All the data should be repeated exactly. Any image in it is left out.

**Data supplied**
= = =

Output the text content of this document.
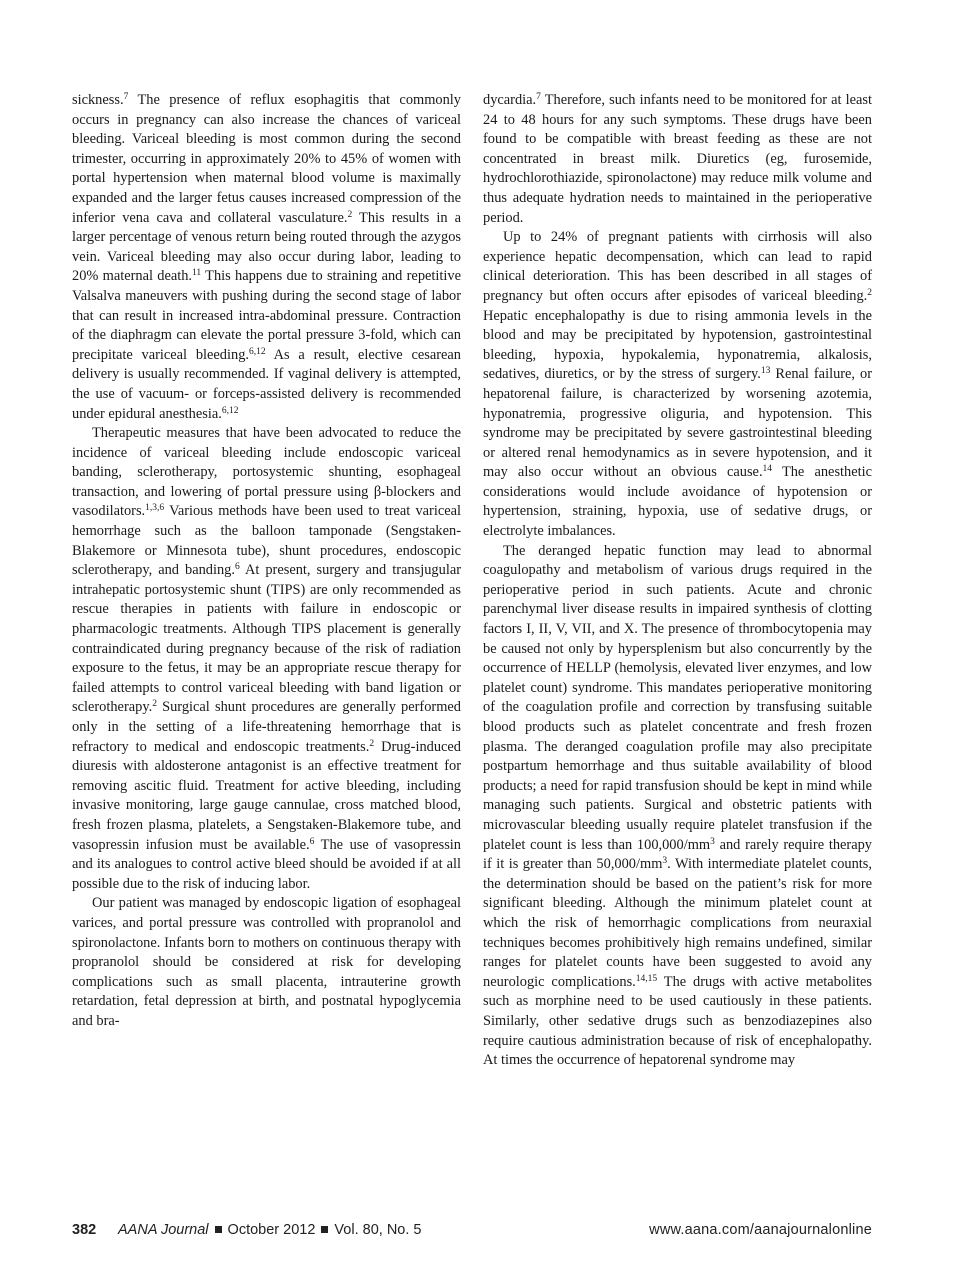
sickness.$^7$ The presence of reflux esophagitis that commonly occurs in pregnancy can also increase the chances of variceal bleeding. Variceal bleeding is most common during the second trimester, occurring in approximately 20% to 45% of women with portal hypertension when maternal blood volume is maximally expanded and the larger fetus causes increased compression of the inferior vena cava and collateral vasculature.$^2$ This results in a larger percentage of venous return being routed through the azygos vein. Variceal bleeding may also occur during labor, leading to 20% maternal death.$^{11}$ This happens due to straining and repetitive Valsalva maneuvers with pushing during the second stage of labor that can result in increased intra-abdominal pressure. Contraction of the diaphragm can elevate the portal pressure 3-fold, which can precipitate variceal bleeding.$^{6,12}$ As a result, elective cesarean delivery is usually recommended. If vaginal delivery is attempted, the use of vacuum- or forceps-assisted delivery is recommended under epidural anesthesia.$^{6,12}$

Therapeutic measures that have been advocated to reduce the incidence of variceal bleeding include endoscopic variceal banding, sclerotherapy, portosystemic shunting, esophageal transaction, and lowering of portal pressure using β-blockers and vasodilators.$^{1,3,6}$ Various methods have been used to treat variceal hemorrhage such as the balloon tamponade (Sengstaken-Blakemore or Minnesota tube), shunt procedures, endoscopic sclerotherapy, and banding.$^6$ At present, surgery and transjugular intrahepatic portosystemic shunt (TIPS) are only recommended as rescue therapies in patients with failure in endoscopic or pharmacologic treatments. Although TIPS placement is generally contraindicated during pregnancy because of the risk of radiation exposure to the fetus, it may be an appropriate rescue therapy for failed attempts to control variceal bleeding with band ligation or sclerotherapy.$^2$ Surgical shunt procedures are generally performed only in the setting of a life-threatening hemorrhage that is refractory to medical and endoscopic treatments.$^2$ Drug-induced diuresis with aldosterone antagonist is an effective treatment for removing ascitic fluid. Treatment for active bleeding, including invasive monitoring, large gauge cannulae, cross matched blood, fresh frozen plasma, platelets, a Sengstaken-Blakemore tube, and vasopressin infusion must be available.$^6$ The use of vasopressin and its analogues to control active bleed should be avoided if at all possible due to the risk of inducing labor.

Our patient was managed by endoscopic ligation of esophageal varices, and portal pressure was controlled with propranolol and spironolactone. Infants born to mothers on continuous therapy with propranolol should be considered at risk for developing complications such as small placenta, intrauterine growth retardation, fetal depression at birth, and postnatal hypoglycemia and bra-

dycardia.$^7$ Therefore, such infants need to be monitored for at least 24 to 48 hours for any such symptoms. These drugs have been found to be compatible with breast feeding as these are not concentrated in breast milk. Diuretics (eg, furosemide, hydrochlorothiazide, spironolactone) may reduce milk volume and thus adequate hydration needs to maintained in the perioperative period.

Up to 24% of pregnant patients with cirrhosis will also experience hepatic decompensation, which can lead to rapid clinical deterioration. This has been described in all stages of pregnancy but often occurs after episodes of variceal bleeding.$^2$ Hepatic encephalopathy is due to rising ammonia levels in the blood and may be precipitated by hypotension, gastrointestinal bleeding, hypoxia, hypokalemia, hyponatremia, alkalosis, sedatives, diuretics, or by the stress of surgery.$^{13}$ Renal failure, or hepatorenal failure, is characterized by worsening azotemia, hyponatremia, progressive oliguria, and hypotension. This syndrome may be precipitated by severe gastrointestinal bleeding or altered renal hemodynamics as in severe hypotension, and it may also occur without an obvious cause.$^{14}$ The anesthetic considerations would include avoidance of hypotension or hypertension, straining, hypoxia, use of sedative drugs, or electrolyte imbalances.

The deranged hepatic function may lead to abnormal coagulopathy and metabolism of various drugs required in the perioperative period in such patients. Acute and chronic parenchymal liver disease results in impaired synthesis of clotting factors I, II, V, VII, and X. The presence of thrombocytopenia may be caused not only by hypersplenism but also concurrently by the occurrence of HELLP (hemolysis, elevated liver enzymes, and low platelet count) syndrome. This mandates perioperative monitoring of the coagulation profile and correction by transfusing suitable blood products such as platelet concentrate and fresh frozen plasma. The deranged coagulation profile may also precipitate postpartum hemorrhage and thus suitable availability of blood products; a need for rapid transfusion should be kept in mind while managing such patients. Surgical and obstetric patients with microvascular bleeding usually require platelet transfusion if the platelet count is less than $100,000/mm^3$ and rarely require therapy if it is greater than $50,000/mm^3$. With intermediate platelet counts, the determination should be based on the patient’s risk for more significant bleeding. Although the minimum platelet count at which the risk of hemorrhagic complications from neuraxial techniques becomes prohibitively high remains undefined, similar ranges for platelet counts have been suggested to avoid any neurologic complications.$^{14,15}$ The drugs with active metabolites such as morphine need to be used cautiously in these patients. Similarly, other sedative drugs such as benzodiazepines also require cautious administration because of risk of encephalopathy. At times the occurrence of hepatorenal syndrome may

382 AANA Journal October 2012 Vol. 80, No. 5	www.aana.com/aanajournalonline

= = =

**Output of the task**
Output the text content of this document.
sickness.$^7$ The presence of reflux esophagitis that commonly occurs in pregnancy can also increase the chances of variceal bleeding. Variceal bleeding is most common during the second trimester, occurring in approximately 20% to 45% of women with portal hypertension when maternal blood volume is maximally expanded and the larger fetus causes increased compression of the inferior vena cava and collateral vasculature.$^2$ This results in a larger percentage of venous return being routed through the azygos vein. Variceal bleeding may also occur during labor, leading to 20% maternal death.$^{11}$ This happens due to straining and repetitive Valsalva maneuvers with pushing during the second stage of labor that can result in increased intra-abdominal pressure. Contraction of the diaphragm can elevate the portal pressure 3-fold, which can precipitate variceal bleeding.$^{6,12}$ As a result, elective cesarean delivery is usually recommended. If vaginal delivery is attempted, the use of vacuum- or forceps-assisted delivery is recommended under epidural anesthesia.$^{6,12}$

Therapeutic measures that have been advocated to reduce the incidence of variceal bleeding include endoscopic variceal banding, sclerotherapy, portosystemic shunting, esophageal transaction, and lowering of portal pressure using β-blockers and vasodilators.$^{1,3,6}$ Various methods have been used to treat variceal hemorrhage such as the balloon tamponade (Sengstaken-Blakemore or Minnesota tube), shunt procedures, endoscopic sclerotherapy, and banding.$^6$ At present, surgery and transjugular intrahepatic portosystemic shunt (TIPS) are only recommended as rescue therapies in patients with failure in endoscopic or pharmacologic treatments. Although TIPS placement is generally contraindicated during pregnancy because of the risk of radiation exposure to the fetus, it may be an appropriate rescue therapy for failed attempts to control variceal bleeding with band ligation or sclerotherapy.$^2$ Surgical shunt procedures are generally performed only in the setting of a life-threatening hemorrhage that is refractory to medical and endoscopic treatments.$^2$ Drug-induced diuresis with aldosterone antagonist is an effective treatment for removing ascitic fluid. Treatment for active bleeding, including invasive monitoring, large gauge cannulae, cross matched blood, fresh frozen plasma, platelets, a Sengstaken-Blakemore tube, and vasopressin infusion must be available.$^6$ The use of vasopressin and its analogues to control active bleed should be avoided if at all possible due to the risk of inducing labor.

Our patient was managed by endoscopic ligation of esophageal varices, and portal pressure was controlled with propranolol and spironolactone. Infants born to mothers on continuous therapy with propranolol should be considered at risk for developing complications such as small placenta, intrauterine growth retardation, fetal depression at birth, and postnatal hypoglycemia and bra-

dycardia.$^7$ Therefore, such infants need to be monitored for at least 24 to 48 hours for any such symptoms. These drugs have been found to be compatible with breast feeding as these are not concentrated in breast milk. Diuretics (eg, furosemide, hydrochlorothiazide, spironolactone) may reduce milk volume and thus adequate hydration needs to maintained in the perioperative period.

Up to 24% of pregnant patients with cirrhosis will also experience hepatic decompensation, which can lead to rapid clinical deterioration. This has been described in all stages of pregnancy but often occurs after episodes of variceal bleeding.$^2$ Hepatic encephalopathy is due to rising ammonia levels in the blood and may be precipitated by hypotension, gastrointestinal bleeding, hypoxia, hypokalemia, hyponatremia, alkalosis, sedatives, diuretics, or by the stress of surgery.$^{13}$ Renal failure, or hepatorenal failure, is characterized by worsening azotemia, hyponatremia, progressive oliguria, and hypotension. This syndrome may be precipitated by severe gastrointestinal bleeding or altered renal hemodynamics as in severe hypotension, and it may also occur without an obvious cause.$^{14}$ The anesthetic considerations would include avoidance of hypotension or hypertension, straining, hypoxia, use of sedative drugs, or electrolyte imbalances.

The deranged hepatic function may lead to abnormal coagulopathy and metabolism of various drugs required in the perioperative period in such patients. Acute and chronic parenchymal liver disease results in impaired synthesis of clotting factors I, II, V, VII, and X. The presence of thrombocytopenia may be caused not only by hypersplenism but also concurrently by the occurrence of HELLP (hemolysis, elevated liver enzymes, and low platelet count) syndrome. This mandates perioperative monitoring of the coagulation profile and correction by transfusing suitable blood products such as platelet concentrate and fresh frozen plasma. The deranged coagulation profile may also precipitate postpartum hemorrhage and thus suitable availability of blood products; a need for rapid transfusion should be kept in mind while managing such patients. Surgical and obstetric patients with microvascular bleeding usually require platelet transfusion if the platelet count is less than $100,000/mm^3$ and rarely require therapy if it is greater than $50,000/mm^3$. With intermediate platelet counts, the determination should be based on the patient’s risk for more significant bleeding. Although the minimum platelet count at which the risk of hemorrhagic complications from neuraxial techniques becomes prohibitively high remains undefined, similar ranges for platelet counts have been suggested to avoid any neurologic complications.$^{14,15}$ The drugs with active metabolites such as morphine need to be used cautiously in these patients. Similarly, other sedative drugs such as benzodiazepines also require cautious administration because of risk of encephalopathy. At times the occurrence of hepatorenal syndrome may

382 AANA Journal October 2012 Vol. 80, No. 5	www.aana.com/aanajournalonline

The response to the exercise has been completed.